- _YOUR GOAL_:
Report, as a bare number, how many lines hold "dolor".

─── MATERIAL SHOWN ───

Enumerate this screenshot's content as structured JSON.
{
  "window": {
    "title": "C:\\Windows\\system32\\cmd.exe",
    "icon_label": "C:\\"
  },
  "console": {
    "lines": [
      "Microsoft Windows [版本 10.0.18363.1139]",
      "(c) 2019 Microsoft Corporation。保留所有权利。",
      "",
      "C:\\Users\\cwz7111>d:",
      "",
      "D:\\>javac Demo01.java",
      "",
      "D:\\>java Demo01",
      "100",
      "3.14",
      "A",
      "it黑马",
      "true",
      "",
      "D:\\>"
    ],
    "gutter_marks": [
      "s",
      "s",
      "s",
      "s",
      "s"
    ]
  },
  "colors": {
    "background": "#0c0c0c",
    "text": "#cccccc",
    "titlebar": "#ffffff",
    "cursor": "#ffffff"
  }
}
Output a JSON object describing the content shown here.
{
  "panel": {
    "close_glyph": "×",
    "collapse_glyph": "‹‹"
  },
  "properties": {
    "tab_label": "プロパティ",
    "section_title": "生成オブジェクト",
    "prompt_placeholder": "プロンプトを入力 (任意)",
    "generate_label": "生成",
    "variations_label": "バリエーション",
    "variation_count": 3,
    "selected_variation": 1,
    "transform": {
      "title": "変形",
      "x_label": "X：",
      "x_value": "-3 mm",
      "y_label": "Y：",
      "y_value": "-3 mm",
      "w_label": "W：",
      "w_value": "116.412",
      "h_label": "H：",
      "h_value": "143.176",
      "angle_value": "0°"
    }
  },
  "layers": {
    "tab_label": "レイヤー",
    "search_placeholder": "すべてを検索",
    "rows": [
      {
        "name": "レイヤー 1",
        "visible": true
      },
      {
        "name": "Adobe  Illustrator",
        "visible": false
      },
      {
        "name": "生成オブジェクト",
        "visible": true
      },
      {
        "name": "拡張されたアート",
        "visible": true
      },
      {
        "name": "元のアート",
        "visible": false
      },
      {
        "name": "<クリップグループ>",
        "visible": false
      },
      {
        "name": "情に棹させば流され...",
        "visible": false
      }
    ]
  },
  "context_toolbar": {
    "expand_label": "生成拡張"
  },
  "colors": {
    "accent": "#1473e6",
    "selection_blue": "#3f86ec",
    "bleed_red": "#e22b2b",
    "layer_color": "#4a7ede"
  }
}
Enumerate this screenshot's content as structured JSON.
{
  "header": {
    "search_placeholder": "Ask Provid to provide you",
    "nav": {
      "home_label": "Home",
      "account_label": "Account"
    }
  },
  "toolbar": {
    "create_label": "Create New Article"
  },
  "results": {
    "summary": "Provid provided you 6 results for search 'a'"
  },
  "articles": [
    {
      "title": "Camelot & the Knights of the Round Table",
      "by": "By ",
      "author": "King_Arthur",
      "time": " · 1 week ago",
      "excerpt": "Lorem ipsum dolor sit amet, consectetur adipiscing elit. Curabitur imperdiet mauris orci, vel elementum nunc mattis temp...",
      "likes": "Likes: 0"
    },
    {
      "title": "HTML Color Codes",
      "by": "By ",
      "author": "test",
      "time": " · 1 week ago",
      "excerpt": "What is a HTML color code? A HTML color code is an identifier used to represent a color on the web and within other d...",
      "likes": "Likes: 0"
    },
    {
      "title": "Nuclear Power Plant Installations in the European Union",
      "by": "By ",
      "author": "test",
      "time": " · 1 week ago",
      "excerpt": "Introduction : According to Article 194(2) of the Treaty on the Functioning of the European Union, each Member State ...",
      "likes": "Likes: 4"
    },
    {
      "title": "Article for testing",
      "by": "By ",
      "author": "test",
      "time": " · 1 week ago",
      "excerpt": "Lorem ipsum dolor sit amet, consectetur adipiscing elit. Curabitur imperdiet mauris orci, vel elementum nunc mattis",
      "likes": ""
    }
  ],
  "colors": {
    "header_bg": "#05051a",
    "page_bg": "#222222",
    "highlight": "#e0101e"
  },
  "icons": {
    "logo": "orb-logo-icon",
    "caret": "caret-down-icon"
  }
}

───

- _WRITTEN SOLUTION_:
2